* THE REQUEST: For the material that follows, list every line containing the word "Физическая".

'''

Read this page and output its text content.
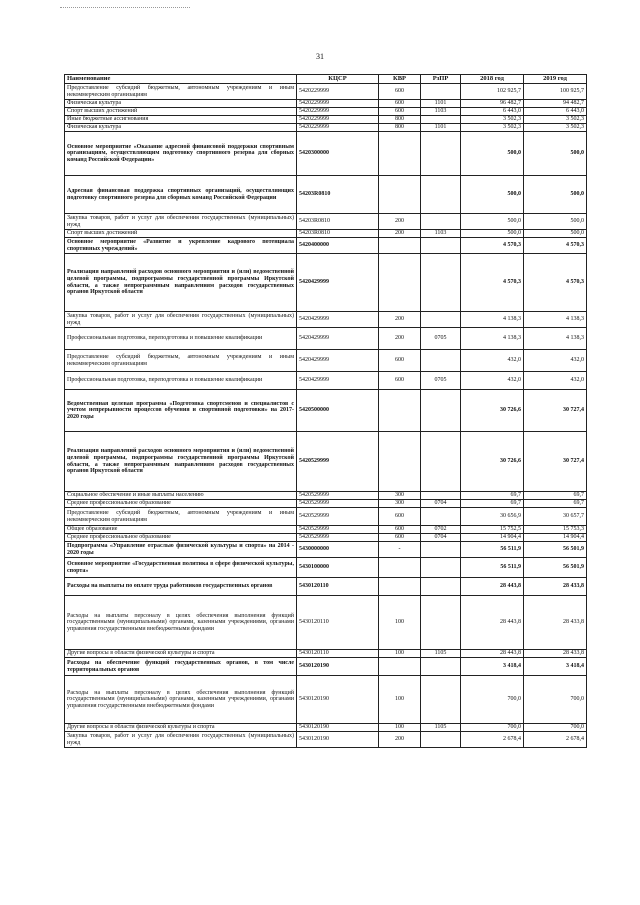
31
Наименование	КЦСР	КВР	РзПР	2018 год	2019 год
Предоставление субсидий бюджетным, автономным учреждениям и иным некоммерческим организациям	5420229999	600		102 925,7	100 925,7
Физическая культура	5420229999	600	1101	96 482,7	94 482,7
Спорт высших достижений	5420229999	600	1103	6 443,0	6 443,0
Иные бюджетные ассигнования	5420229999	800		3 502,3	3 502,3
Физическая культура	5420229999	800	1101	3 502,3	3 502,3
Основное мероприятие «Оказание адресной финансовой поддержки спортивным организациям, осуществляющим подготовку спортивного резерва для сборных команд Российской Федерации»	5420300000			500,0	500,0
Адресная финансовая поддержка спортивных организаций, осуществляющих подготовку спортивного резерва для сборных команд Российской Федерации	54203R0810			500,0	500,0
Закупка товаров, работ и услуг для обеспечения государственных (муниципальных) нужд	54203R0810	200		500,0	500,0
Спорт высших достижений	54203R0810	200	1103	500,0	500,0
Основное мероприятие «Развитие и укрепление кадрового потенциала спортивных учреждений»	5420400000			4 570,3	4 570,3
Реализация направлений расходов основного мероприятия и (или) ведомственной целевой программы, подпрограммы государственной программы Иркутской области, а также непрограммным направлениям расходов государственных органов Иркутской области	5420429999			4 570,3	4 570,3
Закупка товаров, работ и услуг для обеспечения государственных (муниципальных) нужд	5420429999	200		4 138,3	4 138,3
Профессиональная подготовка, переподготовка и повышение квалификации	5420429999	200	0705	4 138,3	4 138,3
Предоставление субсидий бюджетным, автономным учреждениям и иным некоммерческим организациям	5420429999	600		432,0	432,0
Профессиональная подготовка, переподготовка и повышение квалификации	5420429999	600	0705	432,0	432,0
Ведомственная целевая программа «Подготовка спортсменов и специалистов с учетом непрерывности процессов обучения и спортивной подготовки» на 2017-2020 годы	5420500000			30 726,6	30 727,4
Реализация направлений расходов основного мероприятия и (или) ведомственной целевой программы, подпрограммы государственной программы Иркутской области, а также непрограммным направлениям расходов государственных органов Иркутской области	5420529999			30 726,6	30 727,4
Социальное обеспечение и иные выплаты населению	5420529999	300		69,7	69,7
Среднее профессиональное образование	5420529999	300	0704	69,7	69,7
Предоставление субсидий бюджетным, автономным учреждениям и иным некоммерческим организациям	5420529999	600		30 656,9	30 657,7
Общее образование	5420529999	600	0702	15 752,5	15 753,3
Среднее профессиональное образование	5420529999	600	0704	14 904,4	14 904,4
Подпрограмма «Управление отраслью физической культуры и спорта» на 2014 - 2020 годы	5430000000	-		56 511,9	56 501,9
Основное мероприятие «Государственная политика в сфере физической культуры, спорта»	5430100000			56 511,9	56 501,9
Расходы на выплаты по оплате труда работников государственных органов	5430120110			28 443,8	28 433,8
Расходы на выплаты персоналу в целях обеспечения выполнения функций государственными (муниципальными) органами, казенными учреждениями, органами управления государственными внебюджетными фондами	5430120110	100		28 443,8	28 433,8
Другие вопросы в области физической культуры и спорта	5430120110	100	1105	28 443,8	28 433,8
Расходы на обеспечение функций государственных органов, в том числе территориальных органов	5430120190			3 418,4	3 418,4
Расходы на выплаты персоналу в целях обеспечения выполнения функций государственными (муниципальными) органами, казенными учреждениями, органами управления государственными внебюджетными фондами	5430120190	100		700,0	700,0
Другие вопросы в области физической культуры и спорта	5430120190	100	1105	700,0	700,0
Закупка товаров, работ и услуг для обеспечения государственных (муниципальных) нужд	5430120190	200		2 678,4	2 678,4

'''

* SOLUTION TO THE PROBLEM:
Физическая культура	5420229999	600	1101	96 482,7	94 482,7
Физическая культура	5420229999	800	1101	3 502,3	3 502,3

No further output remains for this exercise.